GOAL »
Extract all of the entries and set them down verbatim.
★ ★ ★ ★ ★ ★ ★
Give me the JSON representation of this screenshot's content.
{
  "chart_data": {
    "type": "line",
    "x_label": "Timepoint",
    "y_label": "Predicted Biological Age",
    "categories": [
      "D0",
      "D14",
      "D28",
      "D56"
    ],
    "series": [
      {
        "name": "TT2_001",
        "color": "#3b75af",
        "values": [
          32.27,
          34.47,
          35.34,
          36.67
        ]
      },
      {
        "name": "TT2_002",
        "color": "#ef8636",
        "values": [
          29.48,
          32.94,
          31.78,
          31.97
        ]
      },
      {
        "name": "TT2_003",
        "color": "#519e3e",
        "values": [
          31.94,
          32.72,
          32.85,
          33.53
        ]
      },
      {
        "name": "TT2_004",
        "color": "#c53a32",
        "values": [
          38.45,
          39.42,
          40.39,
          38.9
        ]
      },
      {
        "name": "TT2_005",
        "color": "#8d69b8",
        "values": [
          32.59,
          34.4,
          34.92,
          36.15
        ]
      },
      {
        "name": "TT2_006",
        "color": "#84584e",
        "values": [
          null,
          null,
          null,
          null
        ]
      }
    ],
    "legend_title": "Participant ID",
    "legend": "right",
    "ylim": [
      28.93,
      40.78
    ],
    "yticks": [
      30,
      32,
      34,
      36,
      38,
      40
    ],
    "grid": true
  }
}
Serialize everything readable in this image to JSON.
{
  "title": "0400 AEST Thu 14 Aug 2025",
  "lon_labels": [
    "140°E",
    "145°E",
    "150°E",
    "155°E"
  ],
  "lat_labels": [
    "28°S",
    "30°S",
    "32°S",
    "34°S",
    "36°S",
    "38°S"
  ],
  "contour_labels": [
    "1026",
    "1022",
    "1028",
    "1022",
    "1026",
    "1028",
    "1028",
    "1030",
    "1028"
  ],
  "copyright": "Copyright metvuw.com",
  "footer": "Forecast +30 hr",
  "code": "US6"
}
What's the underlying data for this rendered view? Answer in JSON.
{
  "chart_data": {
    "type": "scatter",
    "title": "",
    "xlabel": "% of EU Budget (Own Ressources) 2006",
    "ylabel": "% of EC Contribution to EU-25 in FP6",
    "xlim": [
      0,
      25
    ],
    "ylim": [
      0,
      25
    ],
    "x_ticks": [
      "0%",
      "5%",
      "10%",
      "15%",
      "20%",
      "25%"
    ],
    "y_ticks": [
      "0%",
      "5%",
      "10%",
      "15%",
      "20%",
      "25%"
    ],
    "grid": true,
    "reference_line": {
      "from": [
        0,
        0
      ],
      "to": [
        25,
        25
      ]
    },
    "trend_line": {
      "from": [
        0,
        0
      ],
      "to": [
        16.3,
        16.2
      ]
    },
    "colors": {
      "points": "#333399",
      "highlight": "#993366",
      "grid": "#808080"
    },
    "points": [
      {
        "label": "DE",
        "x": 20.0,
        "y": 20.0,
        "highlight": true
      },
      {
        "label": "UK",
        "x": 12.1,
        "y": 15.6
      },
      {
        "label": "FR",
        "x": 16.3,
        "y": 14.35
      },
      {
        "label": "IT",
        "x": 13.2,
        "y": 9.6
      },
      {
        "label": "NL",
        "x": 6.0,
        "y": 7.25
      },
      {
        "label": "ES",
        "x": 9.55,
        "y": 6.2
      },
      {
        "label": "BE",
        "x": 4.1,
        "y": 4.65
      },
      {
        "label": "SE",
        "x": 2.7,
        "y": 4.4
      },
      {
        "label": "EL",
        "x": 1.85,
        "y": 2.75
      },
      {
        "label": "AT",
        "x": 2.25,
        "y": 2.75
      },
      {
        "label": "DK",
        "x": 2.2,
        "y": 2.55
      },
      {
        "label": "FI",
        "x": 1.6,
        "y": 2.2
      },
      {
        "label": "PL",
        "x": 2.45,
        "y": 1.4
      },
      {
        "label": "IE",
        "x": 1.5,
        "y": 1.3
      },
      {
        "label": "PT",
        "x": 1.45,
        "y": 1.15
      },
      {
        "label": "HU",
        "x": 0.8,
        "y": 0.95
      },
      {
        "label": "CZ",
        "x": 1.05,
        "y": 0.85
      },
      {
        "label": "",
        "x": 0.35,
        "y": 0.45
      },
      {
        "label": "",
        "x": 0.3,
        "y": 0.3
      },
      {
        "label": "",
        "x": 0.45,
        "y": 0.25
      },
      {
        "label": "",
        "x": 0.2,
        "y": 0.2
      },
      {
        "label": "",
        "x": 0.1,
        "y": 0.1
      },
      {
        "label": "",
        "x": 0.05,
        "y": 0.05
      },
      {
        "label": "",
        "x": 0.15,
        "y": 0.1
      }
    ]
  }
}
★ ★ ★ ★ ★ ★ ★
RESULT FOR THIS TASK »
Give me the JSON representation of this screenshot's content.
{
  "chart_data": {
    "type": "line",
    "x_label": "Timepoint",
    "y_label": "Predicted Biological Age",
    "categories": [
      "D0",
      "D14",
      "D28",
      "D56"
    ],
    "series": [
      {
        "name": "TT2_001",
        "color": "#3b75af",
        "values": [
          32.27,
          34.47,
          35.34,
          36.67
        ]
      },
      {
        "name": "TT2_002",
        "color": "#ef8636",
        "values": [
          29.48,
          32.94,
          31.78,
          31.97
        ]
      },
      {
        "name": "TT2_003",
        "color": "#519e3e",
        "values": [
          31.94,
          32.72,
          32.85,
          33.53
        ]
      },
      {
        "name": "TT2_004",
        "color": "#c53a32",
        "values": [
          38.45,
          39.42,
          40.39,
          38.9
        ]
      },
      {
        "name": "TT2_005",
        "color": "#8d69b8",
        "values": [
          32.59,
          34.4,
          34.92,
          36.15
        ]
      },
      {
        "name": "TT2_006",
        "color": "#84584e",
        "values": [
          null,
          null,
          null,
          null
        ]
      }
    ],
    "legend_title": "Participant ID",
    "legend": "right",
    "ylim": [
      28.93,
      40.78
    ],
    "yticks": [
      30,
      32,
      34,
      36,
      38,
      40
    ],
    "grid": true
  }
}
Serialize everything readable in this image to JSON.
{
  "title": "0400 AEST Thu 14 Aug 2025",
  "lon_labels": [
    "140°E",
    "145°E",
    "150°E",
    "155°E"
  ],
  "lat_labels": [
    "28°S",
    "30°S",
    "32°S",
    "34°S",
    "36°S",
    "38°S"
  ],
  "contour_labels": [
    "1026",
    "1022",
    "1028",
    "1022",
    "1026",
    "1028",
    "1028",
    "1030",
    "1028"
  ],
  "copyright": "Copyright metvuw.com",
  "footer": "Forecast +30 hr",
  "code": "US6"
}
What's the underlying data for this rendered view? Answer in JSON.
{
  "chart_data": {
    "type": "scatter",
    "title": "",
    "xlabel": "% of EU Budget (Own Ressources) 2006",
    "ylabel": "% of EC Contribution to EU-25 in FP6",
    "xlim": [
      0,
      25
    ],
    "ylim": [
      0,
      25
    ],
    "x_ticks": [
      "0%",
      "5%",
      "10%",
      "15%",
      "20%",
      "25%"
    ],
    "y_ticks": [
      "0%",
      "5%",
      "10%",
      "15%",
      "20%",
      "25%"
    ],
    "grid": true,
    "reference_line": {
      "from": [
        0,
        0
      ],
      "to": [
        25,
        25
      ]
    },
    "trend_line": {
      "from": [
        0,
        0
      ],
      "to": [
        16.3,
        16.2
      ]
    },
    "colors": {
      "points": "#333399",
      "highlight": "#993366",
      "grid": "#808080"
    },
    "points": [
      {
        "label": "DE",
        "x": 20.0,
        "y": 20.0,
        "highlight": true
      },
      {
        "label": "UK",
        "x": 12.1,
        "y": 15.6
      },
      {
        "label": "FR",
        "x": 16.3,
        "y": 14.35
      },
      {
        "label": "IT",
        "x": 13.2,
        "y": 9.6
      },
      {
        "label": "NL",
        "x": 6.0,
        "y": 7.25
      },
      {
        "label": "ES",
        "x": 9.55,
        "y": 6.2
      },
      {
        "label": "BE",
        "x": 4.1,
        "y": 4.65
      },
      {
        "label": "SE",
        "x": 2.7,
        "y": 4.4
      },
      {
        "label": "EL",
        "x": 1.85,
        "y": 2.75
      },
      {
        "label": "AT",
        "x": 2.25,
        "y": 2.75
      },
      {
        "label": "DK",
        "x": 2.2,
        "y": 2.55
      },
      {
        "label": "FI",
        "x": 1.6,
        "y": 2.2
      },
      {
        "label": "PL",
        "x": 2.45,
        "y": 1.4
      },
      {
        "label": "IE",
        "x": 1.5,
        "y": 1.3
      },
      {
        "label": "PT",
        "x": 1.45,
        "y": 1.15
      },
      {
        "label": "HU",
        "x": 0.8,
        "y": 0.95
      },
      {
        "label": "CZ",
        "x": 1.05,
        "y": 0.85
      },
      {
        "label": "",
        "x": 0.35,
        "y": 0.45
      },
      {
        "label": "",
        "x": 0.3,
        "y": 0.3
      },
      {
        "label": "",
        "x": 0.45,
        "y": 0.25
      },
      {
        "label": "",
        "x": 0.2,
        "y": 0.2
      },
      {
        "label": "",
        "x": 0.1,
        "y": 0.1
      },
      {
        "label": "",
        "x": 0.05,
        "y": 0.05
      },
      {
        "label": "",
        "x": 0.15,
        "y": 0.1
      }
    ]
  }
}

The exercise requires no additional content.